→ **What is being asked**
Gather all lines in the entries that include the word "color".

++++++++++++++++++++

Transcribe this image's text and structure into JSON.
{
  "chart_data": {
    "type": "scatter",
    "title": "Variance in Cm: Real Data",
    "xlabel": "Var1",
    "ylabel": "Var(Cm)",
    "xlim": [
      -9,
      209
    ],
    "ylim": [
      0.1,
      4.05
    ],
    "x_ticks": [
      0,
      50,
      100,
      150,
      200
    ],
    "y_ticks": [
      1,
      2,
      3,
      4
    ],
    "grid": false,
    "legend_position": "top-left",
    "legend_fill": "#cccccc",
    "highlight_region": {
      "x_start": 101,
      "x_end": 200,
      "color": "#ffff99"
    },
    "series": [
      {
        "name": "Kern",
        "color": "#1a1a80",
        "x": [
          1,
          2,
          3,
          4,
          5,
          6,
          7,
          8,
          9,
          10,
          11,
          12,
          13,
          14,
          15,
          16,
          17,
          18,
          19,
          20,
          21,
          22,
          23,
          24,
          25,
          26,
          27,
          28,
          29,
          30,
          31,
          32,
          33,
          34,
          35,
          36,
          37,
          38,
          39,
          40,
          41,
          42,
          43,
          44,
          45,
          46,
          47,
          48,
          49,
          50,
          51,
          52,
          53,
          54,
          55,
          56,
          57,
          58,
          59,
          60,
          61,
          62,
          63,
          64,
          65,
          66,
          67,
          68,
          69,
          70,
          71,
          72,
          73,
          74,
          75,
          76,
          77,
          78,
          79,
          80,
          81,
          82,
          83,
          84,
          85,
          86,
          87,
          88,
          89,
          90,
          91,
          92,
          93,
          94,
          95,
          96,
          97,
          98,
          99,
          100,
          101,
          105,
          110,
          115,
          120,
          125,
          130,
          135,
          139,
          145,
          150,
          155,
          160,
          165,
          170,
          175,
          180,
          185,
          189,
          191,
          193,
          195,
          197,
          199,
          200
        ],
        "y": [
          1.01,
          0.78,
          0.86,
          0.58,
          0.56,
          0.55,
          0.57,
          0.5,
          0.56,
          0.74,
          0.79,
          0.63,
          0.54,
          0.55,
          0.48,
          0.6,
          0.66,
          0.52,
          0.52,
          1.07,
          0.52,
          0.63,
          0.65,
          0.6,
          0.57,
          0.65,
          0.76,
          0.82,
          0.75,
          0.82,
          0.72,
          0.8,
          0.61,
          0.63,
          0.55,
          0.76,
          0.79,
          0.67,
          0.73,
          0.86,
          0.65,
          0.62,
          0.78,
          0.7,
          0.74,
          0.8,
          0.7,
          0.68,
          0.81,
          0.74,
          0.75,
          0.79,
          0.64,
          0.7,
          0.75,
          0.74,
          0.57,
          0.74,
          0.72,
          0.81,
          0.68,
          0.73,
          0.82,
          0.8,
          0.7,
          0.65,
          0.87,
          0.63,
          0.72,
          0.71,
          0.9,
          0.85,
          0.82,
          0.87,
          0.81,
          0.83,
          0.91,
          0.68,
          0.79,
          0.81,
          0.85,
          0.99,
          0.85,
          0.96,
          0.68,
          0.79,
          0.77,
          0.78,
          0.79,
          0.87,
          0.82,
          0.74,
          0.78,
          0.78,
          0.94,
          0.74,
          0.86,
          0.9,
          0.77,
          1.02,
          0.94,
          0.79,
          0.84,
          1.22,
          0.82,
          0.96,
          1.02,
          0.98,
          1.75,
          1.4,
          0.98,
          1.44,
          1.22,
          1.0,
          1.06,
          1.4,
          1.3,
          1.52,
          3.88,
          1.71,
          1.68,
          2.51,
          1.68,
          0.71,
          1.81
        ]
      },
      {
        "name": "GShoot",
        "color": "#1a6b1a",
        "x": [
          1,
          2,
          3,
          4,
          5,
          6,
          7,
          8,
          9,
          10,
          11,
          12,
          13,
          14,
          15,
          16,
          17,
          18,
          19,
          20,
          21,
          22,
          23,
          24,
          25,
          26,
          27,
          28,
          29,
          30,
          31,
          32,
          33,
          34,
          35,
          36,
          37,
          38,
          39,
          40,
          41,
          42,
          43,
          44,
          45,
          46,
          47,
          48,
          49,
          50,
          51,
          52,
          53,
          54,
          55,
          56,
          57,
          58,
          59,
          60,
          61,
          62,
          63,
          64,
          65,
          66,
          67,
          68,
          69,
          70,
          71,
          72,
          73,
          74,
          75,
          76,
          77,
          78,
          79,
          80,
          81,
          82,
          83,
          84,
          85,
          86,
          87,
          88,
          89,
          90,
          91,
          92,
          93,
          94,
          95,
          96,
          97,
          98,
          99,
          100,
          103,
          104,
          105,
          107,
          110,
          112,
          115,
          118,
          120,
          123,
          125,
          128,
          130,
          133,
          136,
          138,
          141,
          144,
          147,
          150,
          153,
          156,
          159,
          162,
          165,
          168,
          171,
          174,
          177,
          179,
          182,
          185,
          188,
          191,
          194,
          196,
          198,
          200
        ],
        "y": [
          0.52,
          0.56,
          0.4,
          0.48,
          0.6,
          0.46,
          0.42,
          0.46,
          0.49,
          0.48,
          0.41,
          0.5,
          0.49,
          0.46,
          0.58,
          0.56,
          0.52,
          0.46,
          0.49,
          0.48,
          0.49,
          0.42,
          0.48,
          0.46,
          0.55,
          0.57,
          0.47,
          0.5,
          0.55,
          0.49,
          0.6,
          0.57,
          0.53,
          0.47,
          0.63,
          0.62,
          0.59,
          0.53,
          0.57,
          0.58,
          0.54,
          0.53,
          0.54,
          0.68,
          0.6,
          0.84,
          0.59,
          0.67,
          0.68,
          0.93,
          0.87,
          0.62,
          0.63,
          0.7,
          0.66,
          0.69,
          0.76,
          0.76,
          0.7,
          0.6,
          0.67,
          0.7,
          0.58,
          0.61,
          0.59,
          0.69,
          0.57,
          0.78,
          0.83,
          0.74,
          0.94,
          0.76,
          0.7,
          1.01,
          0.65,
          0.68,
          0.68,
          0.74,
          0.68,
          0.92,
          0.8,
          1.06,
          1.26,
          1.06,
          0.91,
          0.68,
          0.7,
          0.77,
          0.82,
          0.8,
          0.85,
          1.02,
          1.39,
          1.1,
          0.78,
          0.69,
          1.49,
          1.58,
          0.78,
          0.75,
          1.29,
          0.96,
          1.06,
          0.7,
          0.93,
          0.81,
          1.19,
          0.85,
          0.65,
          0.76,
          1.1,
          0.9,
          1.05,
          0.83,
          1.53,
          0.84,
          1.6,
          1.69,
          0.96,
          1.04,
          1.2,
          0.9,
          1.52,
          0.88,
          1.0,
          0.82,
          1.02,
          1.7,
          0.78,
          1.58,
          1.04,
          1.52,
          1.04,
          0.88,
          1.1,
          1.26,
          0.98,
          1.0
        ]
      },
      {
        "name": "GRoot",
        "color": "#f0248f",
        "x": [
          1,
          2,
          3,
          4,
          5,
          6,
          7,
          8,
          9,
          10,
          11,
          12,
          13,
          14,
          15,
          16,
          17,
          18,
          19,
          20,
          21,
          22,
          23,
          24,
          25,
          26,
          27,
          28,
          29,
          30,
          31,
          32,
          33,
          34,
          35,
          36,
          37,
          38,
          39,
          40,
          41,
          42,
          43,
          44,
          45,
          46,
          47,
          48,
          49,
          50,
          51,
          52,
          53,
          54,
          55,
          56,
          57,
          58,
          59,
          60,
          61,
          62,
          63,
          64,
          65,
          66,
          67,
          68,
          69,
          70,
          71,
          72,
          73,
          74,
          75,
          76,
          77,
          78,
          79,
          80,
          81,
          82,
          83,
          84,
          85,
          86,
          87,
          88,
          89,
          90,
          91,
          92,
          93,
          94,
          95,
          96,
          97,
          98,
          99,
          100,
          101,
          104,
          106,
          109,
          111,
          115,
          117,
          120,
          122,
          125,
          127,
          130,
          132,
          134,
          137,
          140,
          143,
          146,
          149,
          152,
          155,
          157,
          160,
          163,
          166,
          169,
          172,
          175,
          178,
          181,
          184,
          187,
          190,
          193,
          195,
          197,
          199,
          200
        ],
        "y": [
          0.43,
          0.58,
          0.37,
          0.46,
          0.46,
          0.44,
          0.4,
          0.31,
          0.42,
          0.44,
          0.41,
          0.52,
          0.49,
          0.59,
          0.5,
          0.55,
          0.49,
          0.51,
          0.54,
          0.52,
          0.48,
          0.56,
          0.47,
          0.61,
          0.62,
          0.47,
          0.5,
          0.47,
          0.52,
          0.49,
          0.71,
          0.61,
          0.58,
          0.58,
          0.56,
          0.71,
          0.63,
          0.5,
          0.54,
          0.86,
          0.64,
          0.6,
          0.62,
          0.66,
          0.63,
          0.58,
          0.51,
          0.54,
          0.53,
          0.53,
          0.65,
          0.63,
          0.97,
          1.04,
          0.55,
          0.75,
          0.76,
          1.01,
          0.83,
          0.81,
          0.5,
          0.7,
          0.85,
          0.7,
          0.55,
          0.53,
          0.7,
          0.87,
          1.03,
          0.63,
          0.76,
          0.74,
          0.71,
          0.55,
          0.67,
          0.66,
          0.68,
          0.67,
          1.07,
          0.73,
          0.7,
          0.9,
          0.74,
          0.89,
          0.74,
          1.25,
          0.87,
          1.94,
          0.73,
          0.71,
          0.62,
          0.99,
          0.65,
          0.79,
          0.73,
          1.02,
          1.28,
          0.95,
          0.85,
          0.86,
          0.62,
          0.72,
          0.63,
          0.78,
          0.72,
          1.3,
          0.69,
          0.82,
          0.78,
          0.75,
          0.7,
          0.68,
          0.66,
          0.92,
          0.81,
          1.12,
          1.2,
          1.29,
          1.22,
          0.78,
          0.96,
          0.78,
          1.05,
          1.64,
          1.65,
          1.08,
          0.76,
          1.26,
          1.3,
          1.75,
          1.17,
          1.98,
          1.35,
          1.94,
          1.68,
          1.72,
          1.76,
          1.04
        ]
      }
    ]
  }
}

++++++++++++++++++++

→ **Response to the exercise**
      "color": "#ffff99"
        "color": "#1a1a80",
        "color": "#1a6b1a",
        "color": "#f0248f",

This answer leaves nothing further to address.